● Task prompt:
Your task is to copy each line that has the word "from".

● Records shown:
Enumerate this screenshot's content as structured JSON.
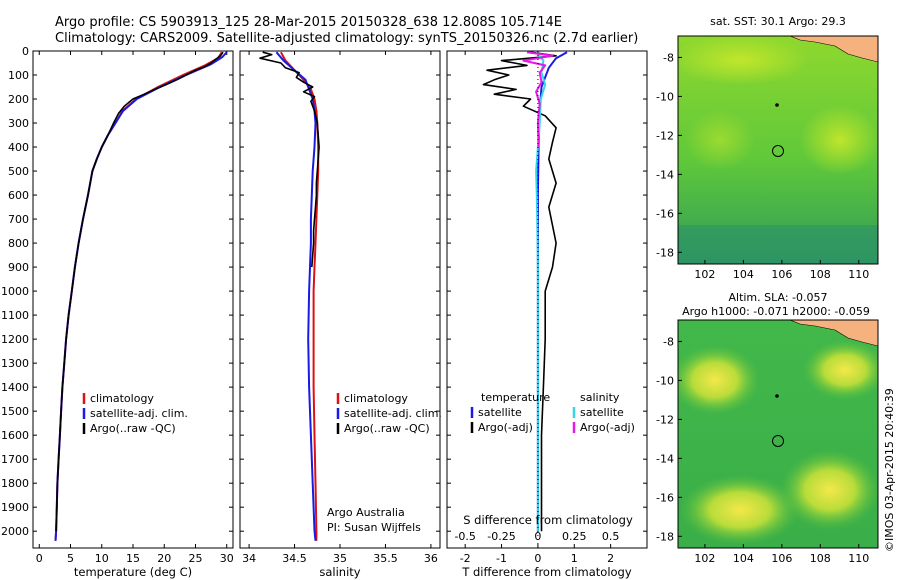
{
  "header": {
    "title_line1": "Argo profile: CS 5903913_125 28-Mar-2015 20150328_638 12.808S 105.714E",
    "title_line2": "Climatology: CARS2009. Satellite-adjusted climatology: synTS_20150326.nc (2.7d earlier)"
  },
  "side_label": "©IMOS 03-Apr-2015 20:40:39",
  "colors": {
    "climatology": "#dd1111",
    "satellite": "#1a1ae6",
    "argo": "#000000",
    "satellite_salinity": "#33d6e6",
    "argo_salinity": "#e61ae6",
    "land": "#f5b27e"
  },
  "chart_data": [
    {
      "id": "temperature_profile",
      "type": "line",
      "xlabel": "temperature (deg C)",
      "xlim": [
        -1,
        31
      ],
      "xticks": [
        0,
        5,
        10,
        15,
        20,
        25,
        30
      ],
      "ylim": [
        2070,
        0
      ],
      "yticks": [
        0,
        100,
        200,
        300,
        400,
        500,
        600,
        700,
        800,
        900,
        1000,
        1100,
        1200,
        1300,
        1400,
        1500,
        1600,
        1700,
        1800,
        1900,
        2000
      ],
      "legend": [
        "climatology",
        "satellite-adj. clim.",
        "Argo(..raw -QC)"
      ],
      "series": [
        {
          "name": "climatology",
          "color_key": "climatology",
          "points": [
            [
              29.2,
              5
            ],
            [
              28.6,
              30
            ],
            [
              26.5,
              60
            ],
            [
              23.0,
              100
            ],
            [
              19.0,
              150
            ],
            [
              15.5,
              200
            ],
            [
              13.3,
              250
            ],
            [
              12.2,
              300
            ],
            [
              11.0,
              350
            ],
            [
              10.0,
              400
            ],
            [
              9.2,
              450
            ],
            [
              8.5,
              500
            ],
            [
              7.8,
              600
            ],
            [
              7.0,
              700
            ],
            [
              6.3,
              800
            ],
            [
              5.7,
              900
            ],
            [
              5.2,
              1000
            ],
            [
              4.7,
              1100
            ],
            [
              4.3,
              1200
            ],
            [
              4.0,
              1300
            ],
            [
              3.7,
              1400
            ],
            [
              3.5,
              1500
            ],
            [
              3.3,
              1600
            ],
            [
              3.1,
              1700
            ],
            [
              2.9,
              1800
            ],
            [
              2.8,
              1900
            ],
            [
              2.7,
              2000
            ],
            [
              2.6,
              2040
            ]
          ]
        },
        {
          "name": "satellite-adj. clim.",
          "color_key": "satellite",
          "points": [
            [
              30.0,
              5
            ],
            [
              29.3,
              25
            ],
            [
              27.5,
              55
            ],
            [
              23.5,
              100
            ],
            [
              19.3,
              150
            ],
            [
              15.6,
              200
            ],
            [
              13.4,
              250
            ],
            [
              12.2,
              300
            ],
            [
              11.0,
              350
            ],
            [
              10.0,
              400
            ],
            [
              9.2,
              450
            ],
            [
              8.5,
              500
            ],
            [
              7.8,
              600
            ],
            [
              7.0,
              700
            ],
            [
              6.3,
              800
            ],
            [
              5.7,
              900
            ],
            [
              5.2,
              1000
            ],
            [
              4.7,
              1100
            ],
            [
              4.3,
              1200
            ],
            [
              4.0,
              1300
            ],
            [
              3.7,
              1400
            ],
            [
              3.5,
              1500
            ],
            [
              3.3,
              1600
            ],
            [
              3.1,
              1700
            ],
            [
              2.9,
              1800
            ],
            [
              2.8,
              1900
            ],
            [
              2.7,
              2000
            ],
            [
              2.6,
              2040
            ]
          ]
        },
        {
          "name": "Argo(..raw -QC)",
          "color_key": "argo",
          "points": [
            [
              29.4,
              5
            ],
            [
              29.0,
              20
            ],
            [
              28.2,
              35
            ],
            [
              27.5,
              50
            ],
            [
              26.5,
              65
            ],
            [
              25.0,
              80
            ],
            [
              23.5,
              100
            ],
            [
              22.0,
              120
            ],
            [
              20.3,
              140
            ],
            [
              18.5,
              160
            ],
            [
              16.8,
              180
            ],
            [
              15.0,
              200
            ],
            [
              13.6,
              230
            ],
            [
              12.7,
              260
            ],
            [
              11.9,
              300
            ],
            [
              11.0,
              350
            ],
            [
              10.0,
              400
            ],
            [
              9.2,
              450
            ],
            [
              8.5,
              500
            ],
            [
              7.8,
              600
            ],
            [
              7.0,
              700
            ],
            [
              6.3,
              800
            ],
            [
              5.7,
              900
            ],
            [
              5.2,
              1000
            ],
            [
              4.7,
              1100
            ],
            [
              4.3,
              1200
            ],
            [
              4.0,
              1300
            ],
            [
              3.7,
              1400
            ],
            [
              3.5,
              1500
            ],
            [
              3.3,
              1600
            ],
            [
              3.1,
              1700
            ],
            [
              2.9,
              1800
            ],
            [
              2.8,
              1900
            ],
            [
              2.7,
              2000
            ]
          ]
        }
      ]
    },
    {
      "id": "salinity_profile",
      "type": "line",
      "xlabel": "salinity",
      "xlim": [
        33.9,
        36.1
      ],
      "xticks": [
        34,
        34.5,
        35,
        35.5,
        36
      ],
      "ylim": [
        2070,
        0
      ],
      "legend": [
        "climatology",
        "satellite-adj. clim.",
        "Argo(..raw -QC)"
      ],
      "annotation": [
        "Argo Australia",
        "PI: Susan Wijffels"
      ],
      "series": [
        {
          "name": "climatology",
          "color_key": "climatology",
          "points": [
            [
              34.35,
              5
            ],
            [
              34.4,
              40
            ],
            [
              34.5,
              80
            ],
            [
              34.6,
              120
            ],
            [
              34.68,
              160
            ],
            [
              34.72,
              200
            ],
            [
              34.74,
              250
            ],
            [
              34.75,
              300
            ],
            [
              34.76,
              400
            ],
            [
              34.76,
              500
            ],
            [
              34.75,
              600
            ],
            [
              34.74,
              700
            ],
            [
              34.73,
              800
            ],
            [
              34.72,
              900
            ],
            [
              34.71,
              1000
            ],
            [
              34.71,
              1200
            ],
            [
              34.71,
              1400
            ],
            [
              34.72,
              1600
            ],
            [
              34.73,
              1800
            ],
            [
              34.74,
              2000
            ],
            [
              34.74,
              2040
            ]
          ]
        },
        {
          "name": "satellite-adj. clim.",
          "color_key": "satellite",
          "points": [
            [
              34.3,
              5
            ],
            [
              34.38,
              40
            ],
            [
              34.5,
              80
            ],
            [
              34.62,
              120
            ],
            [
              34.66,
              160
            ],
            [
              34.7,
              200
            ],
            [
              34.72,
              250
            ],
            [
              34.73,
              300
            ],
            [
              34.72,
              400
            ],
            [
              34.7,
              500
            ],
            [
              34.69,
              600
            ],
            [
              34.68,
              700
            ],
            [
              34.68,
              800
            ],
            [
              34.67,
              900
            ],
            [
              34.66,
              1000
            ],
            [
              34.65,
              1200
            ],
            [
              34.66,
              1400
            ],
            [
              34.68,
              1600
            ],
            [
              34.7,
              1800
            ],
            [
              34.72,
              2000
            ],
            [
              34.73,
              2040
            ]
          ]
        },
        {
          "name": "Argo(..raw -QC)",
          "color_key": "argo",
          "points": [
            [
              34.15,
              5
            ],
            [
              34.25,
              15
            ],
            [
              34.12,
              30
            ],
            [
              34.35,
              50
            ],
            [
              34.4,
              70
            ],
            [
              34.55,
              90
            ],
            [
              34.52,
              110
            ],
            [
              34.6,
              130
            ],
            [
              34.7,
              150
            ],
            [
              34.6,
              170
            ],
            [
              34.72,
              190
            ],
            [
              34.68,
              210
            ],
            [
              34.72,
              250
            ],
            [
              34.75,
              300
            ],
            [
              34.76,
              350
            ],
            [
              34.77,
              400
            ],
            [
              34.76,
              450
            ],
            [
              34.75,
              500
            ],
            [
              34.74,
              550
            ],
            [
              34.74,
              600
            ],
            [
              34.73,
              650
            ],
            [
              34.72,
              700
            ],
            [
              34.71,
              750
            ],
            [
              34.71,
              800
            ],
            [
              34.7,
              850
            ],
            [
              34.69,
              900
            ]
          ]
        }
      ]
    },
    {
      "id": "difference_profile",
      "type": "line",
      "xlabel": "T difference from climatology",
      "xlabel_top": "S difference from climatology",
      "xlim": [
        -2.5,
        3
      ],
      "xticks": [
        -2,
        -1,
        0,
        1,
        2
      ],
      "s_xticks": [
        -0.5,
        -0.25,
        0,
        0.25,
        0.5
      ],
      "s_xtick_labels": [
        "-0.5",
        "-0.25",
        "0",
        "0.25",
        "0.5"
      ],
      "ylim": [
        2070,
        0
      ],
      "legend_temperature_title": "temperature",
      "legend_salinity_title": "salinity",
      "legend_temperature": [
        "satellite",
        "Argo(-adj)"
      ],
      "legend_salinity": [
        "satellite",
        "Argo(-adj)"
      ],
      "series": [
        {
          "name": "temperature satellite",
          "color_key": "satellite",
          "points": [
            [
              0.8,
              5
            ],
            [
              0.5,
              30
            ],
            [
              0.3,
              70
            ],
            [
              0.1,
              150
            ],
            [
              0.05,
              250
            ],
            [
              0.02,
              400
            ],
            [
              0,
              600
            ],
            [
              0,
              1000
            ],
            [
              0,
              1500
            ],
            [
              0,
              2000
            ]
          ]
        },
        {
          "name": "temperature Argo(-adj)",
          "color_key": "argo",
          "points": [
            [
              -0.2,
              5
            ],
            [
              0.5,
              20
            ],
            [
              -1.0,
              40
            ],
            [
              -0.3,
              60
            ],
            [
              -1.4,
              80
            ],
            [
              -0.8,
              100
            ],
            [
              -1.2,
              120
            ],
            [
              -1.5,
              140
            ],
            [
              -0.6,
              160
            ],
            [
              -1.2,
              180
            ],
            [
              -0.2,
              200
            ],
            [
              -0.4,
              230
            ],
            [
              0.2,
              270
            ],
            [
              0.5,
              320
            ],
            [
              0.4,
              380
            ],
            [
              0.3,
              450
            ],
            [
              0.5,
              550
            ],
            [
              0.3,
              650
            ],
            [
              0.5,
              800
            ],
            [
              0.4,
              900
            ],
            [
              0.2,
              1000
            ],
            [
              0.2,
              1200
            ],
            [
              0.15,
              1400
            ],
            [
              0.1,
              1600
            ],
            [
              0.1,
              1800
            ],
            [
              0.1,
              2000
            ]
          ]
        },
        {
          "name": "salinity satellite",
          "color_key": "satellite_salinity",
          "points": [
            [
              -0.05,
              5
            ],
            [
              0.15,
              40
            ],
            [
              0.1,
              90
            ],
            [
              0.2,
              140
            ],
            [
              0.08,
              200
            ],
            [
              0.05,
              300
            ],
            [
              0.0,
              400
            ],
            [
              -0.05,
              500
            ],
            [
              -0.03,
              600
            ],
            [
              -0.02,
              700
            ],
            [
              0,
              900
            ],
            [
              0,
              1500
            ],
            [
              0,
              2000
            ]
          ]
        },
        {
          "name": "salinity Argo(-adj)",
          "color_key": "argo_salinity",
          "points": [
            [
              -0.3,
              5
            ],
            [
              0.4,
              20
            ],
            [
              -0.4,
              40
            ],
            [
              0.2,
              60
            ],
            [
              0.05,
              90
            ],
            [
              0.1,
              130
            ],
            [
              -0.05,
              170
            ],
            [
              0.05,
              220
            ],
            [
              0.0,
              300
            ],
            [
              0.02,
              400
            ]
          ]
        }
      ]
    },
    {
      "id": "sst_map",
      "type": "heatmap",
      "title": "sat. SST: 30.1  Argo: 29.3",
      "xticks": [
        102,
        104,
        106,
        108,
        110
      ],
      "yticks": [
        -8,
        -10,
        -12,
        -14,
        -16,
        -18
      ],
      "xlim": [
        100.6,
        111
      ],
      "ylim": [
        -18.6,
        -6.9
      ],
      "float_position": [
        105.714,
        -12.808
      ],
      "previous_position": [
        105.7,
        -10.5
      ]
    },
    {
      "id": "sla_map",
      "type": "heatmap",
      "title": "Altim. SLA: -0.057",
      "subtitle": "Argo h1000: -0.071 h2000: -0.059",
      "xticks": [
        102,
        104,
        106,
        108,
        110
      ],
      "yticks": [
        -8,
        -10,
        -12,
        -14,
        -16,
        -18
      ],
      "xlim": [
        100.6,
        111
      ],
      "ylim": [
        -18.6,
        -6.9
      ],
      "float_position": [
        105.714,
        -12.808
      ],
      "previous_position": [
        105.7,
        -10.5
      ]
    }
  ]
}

● Reply:
      "xlabel": "T difference from climatology",
      "xlabel_top": "S difference from climatology",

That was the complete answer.